**Job**
Transcribe every entry below word for word, but skip the pictures.

**Material for this task**
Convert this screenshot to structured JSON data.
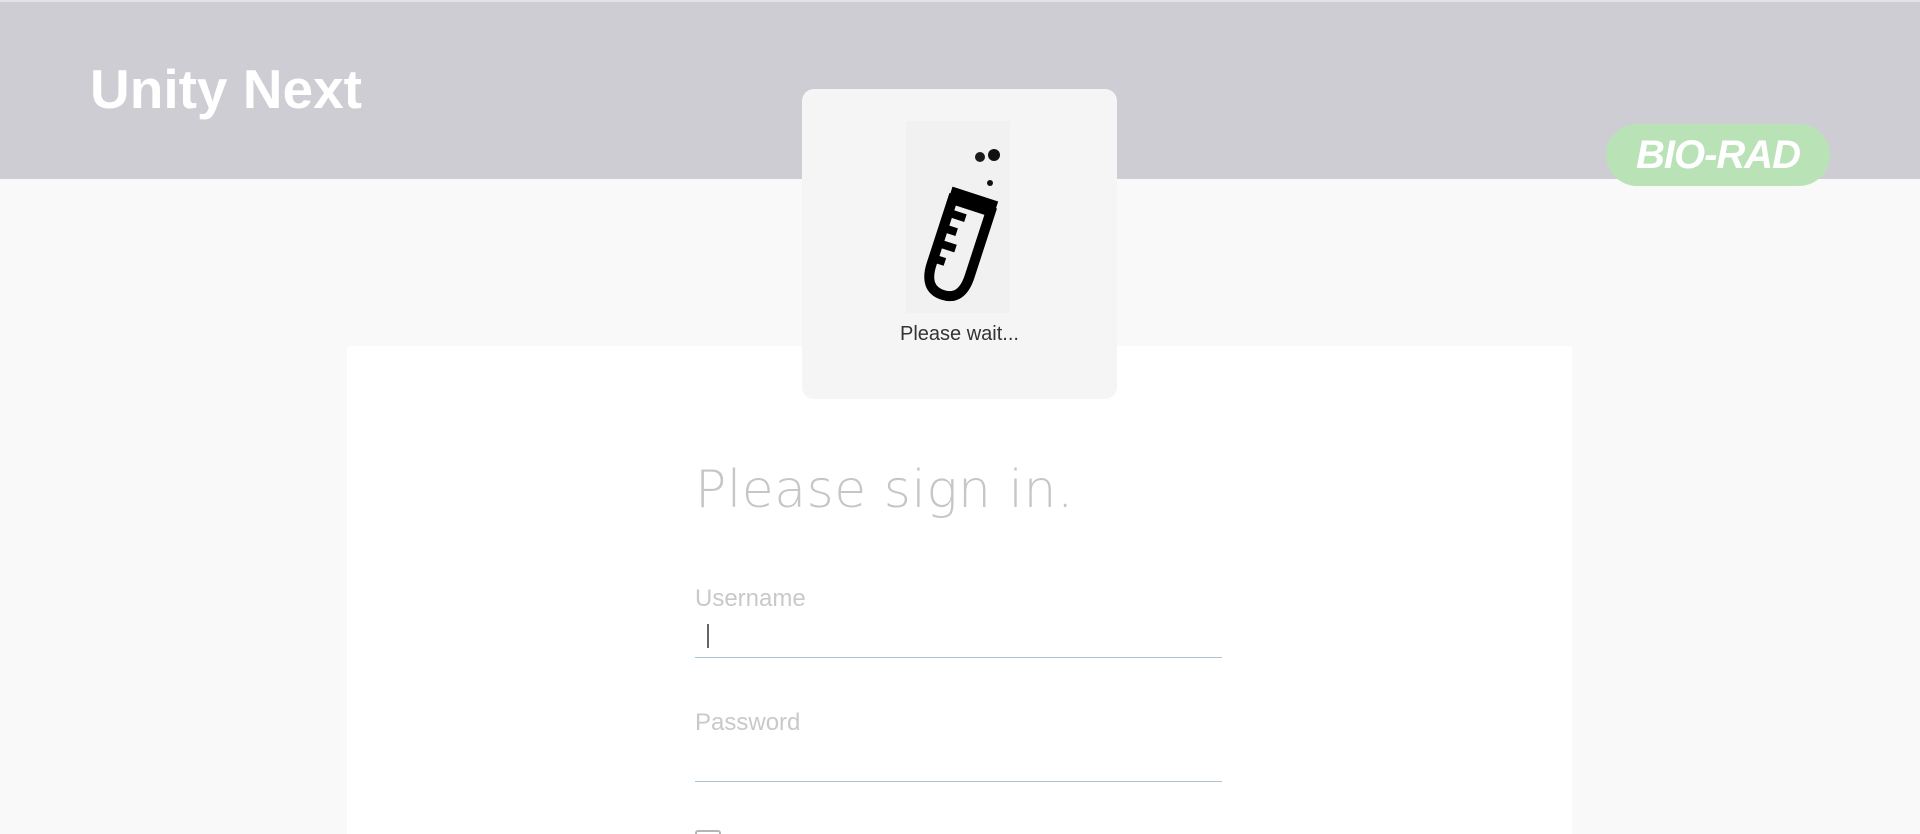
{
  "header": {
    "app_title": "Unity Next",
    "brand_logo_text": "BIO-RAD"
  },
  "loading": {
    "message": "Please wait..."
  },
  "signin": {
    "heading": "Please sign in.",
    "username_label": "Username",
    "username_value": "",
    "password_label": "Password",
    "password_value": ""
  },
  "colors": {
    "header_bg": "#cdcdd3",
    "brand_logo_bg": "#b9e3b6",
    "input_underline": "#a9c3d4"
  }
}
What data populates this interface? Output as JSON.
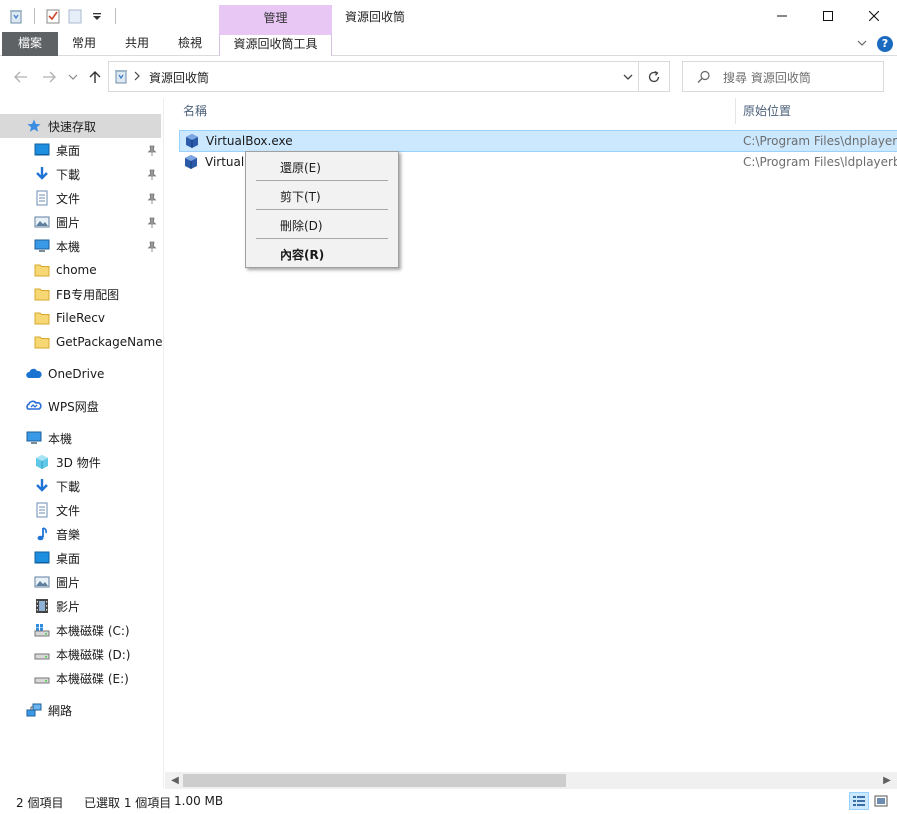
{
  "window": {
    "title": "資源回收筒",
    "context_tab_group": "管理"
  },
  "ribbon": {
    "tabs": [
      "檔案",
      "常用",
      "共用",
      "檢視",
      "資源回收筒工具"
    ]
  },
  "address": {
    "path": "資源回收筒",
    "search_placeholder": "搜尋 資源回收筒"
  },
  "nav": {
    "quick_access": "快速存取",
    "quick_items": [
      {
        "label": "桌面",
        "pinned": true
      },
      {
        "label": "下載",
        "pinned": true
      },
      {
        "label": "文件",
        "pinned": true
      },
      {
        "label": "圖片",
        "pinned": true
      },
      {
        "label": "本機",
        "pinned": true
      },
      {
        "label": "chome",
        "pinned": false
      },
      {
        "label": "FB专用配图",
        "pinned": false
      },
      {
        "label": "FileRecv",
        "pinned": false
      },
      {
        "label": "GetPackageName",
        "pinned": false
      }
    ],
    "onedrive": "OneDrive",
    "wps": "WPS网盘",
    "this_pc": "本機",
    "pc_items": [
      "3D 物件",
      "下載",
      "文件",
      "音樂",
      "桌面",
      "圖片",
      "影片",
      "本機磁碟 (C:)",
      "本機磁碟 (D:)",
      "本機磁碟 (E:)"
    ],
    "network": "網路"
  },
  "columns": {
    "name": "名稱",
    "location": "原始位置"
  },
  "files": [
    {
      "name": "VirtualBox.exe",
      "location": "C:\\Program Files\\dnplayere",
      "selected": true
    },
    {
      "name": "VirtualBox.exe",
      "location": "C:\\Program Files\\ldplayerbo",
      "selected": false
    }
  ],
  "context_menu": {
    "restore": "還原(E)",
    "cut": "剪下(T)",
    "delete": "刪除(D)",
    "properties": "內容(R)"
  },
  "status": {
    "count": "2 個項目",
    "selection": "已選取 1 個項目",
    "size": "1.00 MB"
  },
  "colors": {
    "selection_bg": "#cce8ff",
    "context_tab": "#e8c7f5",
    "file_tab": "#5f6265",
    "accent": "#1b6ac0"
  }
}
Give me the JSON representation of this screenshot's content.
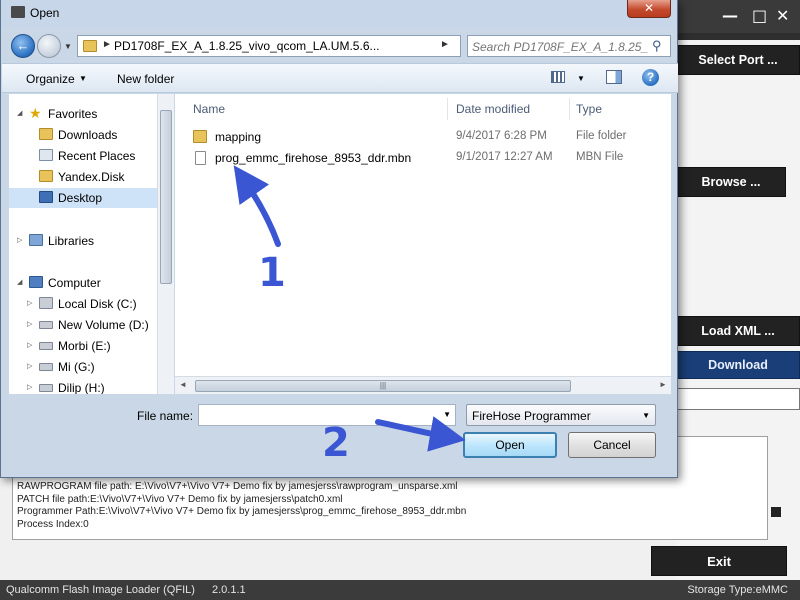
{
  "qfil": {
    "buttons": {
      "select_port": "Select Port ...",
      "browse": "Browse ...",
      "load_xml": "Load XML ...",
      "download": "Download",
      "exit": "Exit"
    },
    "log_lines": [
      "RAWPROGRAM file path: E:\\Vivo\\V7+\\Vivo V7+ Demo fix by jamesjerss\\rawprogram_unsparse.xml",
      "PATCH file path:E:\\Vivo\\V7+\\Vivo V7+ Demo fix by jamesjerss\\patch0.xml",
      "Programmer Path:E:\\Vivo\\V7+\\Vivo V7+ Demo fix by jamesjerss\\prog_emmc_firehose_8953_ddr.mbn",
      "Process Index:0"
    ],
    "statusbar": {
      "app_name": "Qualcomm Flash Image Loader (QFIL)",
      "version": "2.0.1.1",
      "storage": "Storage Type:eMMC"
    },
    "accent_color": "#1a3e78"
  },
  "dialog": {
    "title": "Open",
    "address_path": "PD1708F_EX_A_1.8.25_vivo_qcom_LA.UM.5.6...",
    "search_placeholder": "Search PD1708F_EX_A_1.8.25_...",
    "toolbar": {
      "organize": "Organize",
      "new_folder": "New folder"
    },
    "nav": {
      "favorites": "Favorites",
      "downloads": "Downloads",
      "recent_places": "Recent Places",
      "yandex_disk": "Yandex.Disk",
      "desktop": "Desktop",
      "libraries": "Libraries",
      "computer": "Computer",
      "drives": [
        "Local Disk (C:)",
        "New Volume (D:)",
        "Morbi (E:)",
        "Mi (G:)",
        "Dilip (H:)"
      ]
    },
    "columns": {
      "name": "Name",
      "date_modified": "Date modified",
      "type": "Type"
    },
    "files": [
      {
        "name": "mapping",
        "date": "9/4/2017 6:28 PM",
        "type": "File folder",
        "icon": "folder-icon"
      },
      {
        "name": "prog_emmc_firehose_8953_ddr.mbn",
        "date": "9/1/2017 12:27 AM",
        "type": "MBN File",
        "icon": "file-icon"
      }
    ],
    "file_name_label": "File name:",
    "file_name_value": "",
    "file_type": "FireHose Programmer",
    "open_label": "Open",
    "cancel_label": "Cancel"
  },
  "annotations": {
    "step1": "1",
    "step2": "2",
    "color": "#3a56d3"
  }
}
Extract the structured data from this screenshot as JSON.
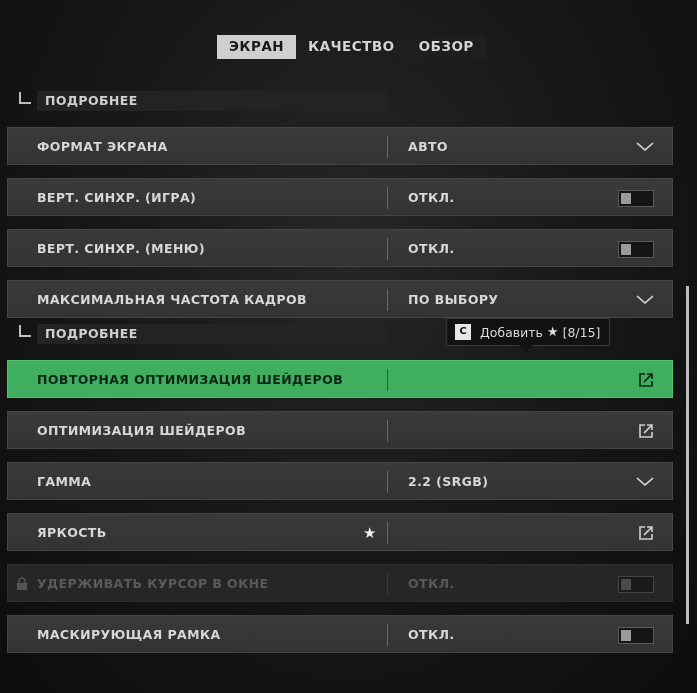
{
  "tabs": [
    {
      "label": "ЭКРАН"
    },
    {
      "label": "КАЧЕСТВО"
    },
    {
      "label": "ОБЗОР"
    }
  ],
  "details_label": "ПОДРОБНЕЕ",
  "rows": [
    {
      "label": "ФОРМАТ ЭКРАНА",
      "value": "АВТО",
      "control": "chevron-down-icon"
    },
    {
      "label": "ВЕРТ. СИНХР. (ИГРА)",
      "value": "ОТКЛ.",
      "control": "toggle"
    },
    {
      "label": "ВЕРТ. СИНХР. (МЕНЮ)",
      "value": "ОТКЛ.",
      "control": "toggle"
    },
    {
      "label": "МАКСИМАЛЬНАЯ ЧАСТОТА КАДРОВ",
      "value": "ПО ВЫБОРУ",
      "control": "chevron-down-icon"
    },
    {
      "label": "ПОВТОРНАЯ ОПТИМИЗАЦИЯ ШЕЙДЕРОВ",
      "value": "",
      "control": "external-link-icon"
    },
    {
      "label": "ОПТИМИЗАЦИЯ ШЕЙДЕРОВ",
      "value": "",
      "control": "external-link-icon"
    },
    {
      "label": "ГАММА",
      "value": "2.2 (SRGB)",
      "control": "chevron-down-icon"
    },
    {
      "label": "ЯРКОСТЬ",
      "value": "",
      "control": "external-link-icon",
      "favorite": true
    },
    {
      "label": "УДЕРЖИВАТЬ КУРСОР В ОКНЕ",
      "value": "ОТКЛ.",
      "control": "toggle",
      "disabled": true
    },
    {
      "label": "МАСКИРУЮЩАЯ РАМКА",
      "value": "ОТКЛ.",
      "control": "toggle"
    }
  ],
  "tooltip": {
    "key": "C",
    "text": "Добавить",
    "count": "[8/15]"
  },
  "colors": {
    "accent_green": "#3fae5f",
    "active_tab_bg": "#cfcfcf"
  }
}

**Problem solution**
Convert this screenshot to structured JSON data.
{
  "header": {
    "app_title": "Unity Next",
    "brand_logo_text": "BIO-RAD"
  },
  "loading": {
    "message": "Please wait..."
  },
  "signin": {
    "heading": "Please sign in.",
    "username_label": "Username",
    "username_value": "",
    "password_label": "Password",
    "password_value": ""
  },
  "colors": {
    "header_bg": "#cdcdd3",
    "brand_logo_bg": "#b9e3b6",
    "input_underline": "#a9c3d4"
  }
}
What data populates this interface? Output as JSON.
{
  "window": {
    "title": "資源回收筒",
    "context_tab_group": "管理"
  },
  "ribbon": {
    "tabs": [
      "檔案",
      "常用",
      "共用",
      "檢視",
      "資源回收筒工具"
    ]
  },
  "address": {
    "path": "資源回收筒",
    "search_placeholder": "搜尋 資源回收筒"
  },
  "nav": {
    "quick_access": "快速存取",
    "quick_items": [
      {
        "label": "桌面",
        "pinned": true
      },
      {
        "label": "下載",
        "pinned": true
      },
      {
        "label": "文件",
        "pinned": true
      },
      {
        "label": "圖片",
        "pinned": true
      },
      {
        "label": "本機",
        "pinned": true
      },
      {
        "label": "chome",
        "pinned": false
      },
      {
        "label": "FB专用配图",
        "pinned": false
      },
      {
        "label": "FileRecv",
        "pinned": false
      },
      {
        "label": "GetPackageName",
        "pinned": false
      }
    ],
    "onedrive": "OneDrive",
    "wps": "WPS网盘",
    "this_pc": "本機",
    "pc_items": [
      "3D 物件",
      "下載",
      "文件",
      "音樂",
      "桌面",
      "圖片",
      "影片",
      "本機磁碟 (C:)",
      "本機磁碟 (D:)",
      "本機磁碟 (E:)"
    ],
    "network": "網路"
  },
  "columns": {
    "name": "名稱",
    "location": "原始位置"
  },
  "files": [
    {
      "name": "VirtualBox.exe",
      "location": "C:\\Program Files\\dnplayere",
      "selected": true
    },
    {
      "name": "VirtualBox.exe",
      "location": "C:\\Program Files\\ldplayerbo",
      "selected": false
    }
  ],
  "context_menu": {
    "restore": "還原(E)",
    "cut": "剪下(T)",
    "delete": "刪除(D)",
    "properties": "內容(R)"
  },
  "status": {
    "count": "2 個項目",
    "selection": "已選取 1 個項目",
    "size": "1.00 MB"
  },
  "colors": {
    "selection_bg": "#cce8ff",
    "context_tab": "#e8c7f5",
    "file_tab": "#5f6265",
    "accent": "#1b6ac0"
  }
}
Give me the JSON representation of this screenshot's content.
{
  "qfil": {
    "buttons": {
      "select_port": "Select Port ...",
      "browse": "Browse ...",
      "load_xml": "Load XML ...",
      "download": "Download",
      "exit": "Exit"
    },
    "log_lines": [
      "RAWPROGRAM file path: E:\\Vivo\\V7+\\Vivo V7+ Demo fix by jamesjerss\\rawprogram_unsparse.xml",
      "PATCH file path:E:\\Vivo\\V7+\\Vivo V7+ Demo fix by jamesjerss\\patch0.xml",
      "Programmer Path:E:\\Vivo\\V7+\\Vivo V7+ Demo fix by jamesjerss\\prog_emmc_firehose_8953_ddr.mbn",
      "Process Index:0"
    ],
    "statusbar": {
      "app_name": "Qualcomm Flash Image Loader (QFIL)",
      "version": "2.0.1.1",
      "storage": "Storage Type:eMMC"
    },
    "accent_color": "#1a3e78"
  },
  "dialog": {
    "title": "Open",
    "address_path": "PD1708F_EX_A_1.8.25_vivo_qcom_LA.UM.5.6...",
    "search_placeholder": "Search PD1708F_EX_A_1.8.25_...",
    "toolbar": {
      "organize": "Organize",
      "new_folder": "New folder"
    },
    "nav": {
      "favorites": "Favorites",
      "downloads": "Downloads",
      "recent_places": "Recent Places",
      "yandex_disk": "Yandex.Disk",
      "desktop": "Desktop",
      "libraries": "Libraries",
      "computer": "Computer",
      "drives": [
        "Local Disk (C:)",
        "New Volume (D:)",
        "Morbi (E:)",
        "Mi (G:)",
        "Dilip (H:)"
      ]
    },
    "columns": {
      "name": "Name",
      "date_modified": "Date modified",
      "type": "Type"
    },
    "files": [
      {
        "name": "mapping",
        "date": "9/4/2017 6:28 PM",
        "type": "File folder",
        "icon": "folder-icon"
      },
      {
        "name": "prog_emmc_firehose_8953_ddr.mbn",
        "date": "9/1/2017 12:27 AM",
        "type": "MBN File",
        "icon": "file-icon"
      }
    ],
    "file_name_label": "File name:",
    "file_name_value": "",
    "file_type": "FireHose Programmer",
    "open_label": "Open",
    "cancel_label": "Cancel"
  },
  "annotations": {
    "step1": "1",
    "step2": "2",
    "color": "#3a56d3"
  }
}
Extract the structured data from this screenshot as JSON.
{
  "tabs": [
    {
      "label": "ЭКРАН"
    },
    {
      "label": "КАЧЕСТВО"
    },
    {
      "label": "ОБЗОР"
    }
  ],
  "details_label": "ПОДРОБНЕЕ",
  "rows": [
    {
      "label": "ФОРМАТ ЭКРАНА",
      "value": "АВТО",
      "control": "chevron-down-icon"
    },
    {
      "label": "ВЕРТ. СИНХР. (ИГРА)",
      "value": "ОТКЛ.",
      "control": "toggle"
    },
    {
      "label": "ВЕРТ. СИНХР. (МЕНЮ)",
      "value": "ОТКЛ.",
      "control": "toggle"
    },
    {
      "label": "МАКСИМАЛЬНАЯ ЧАСТОТА КАДРОВ",
      "value": "ПО ВЫБОРУ",
      "control": "chevron-down-icon"
    },
    {
      "label": "ПОВТОРНАЯ ОПТИМИЗАЦИЯ ШЕЙДЕРОВ",
      "value": "",
      "control": "external-link-icon"
    },
    {
      "label": "ОПТИМИЗАЦИЯ ШЕЙДЕРОВ",
      "value": "",
      "control": "external-link-icon"
    },
    {
      "label": "ГАММА",
      "value": "2.2 (SRGB)",
      "control": "chevron-down-icon"
    },
    {
      "label": "ЯРКОСТЬ",
      "value": "",
      "control": "external-link-icon",
      "favorite": true
    },
    {
      "label": "УДЕРЖИВАТЬ КУРСОР В ОКНЕ",
      "value": "ОТКЛ.",
      "control": "toggle",
      "disabled": true
    },
    {
      "label": "МАСКИРУЮЩАЯ РАМКА",
      "value": "ОТКЛ.",
      "control": "toggle"
    }
  ],
  "tooltip": {
    "key": "C",
    "text": "Добавить",
    "count": "[8/15]"
  },
  "colors": {
    "accent_green": "#3fae5f",
    "active_tab_bg": "#cfcfcf"
  }
}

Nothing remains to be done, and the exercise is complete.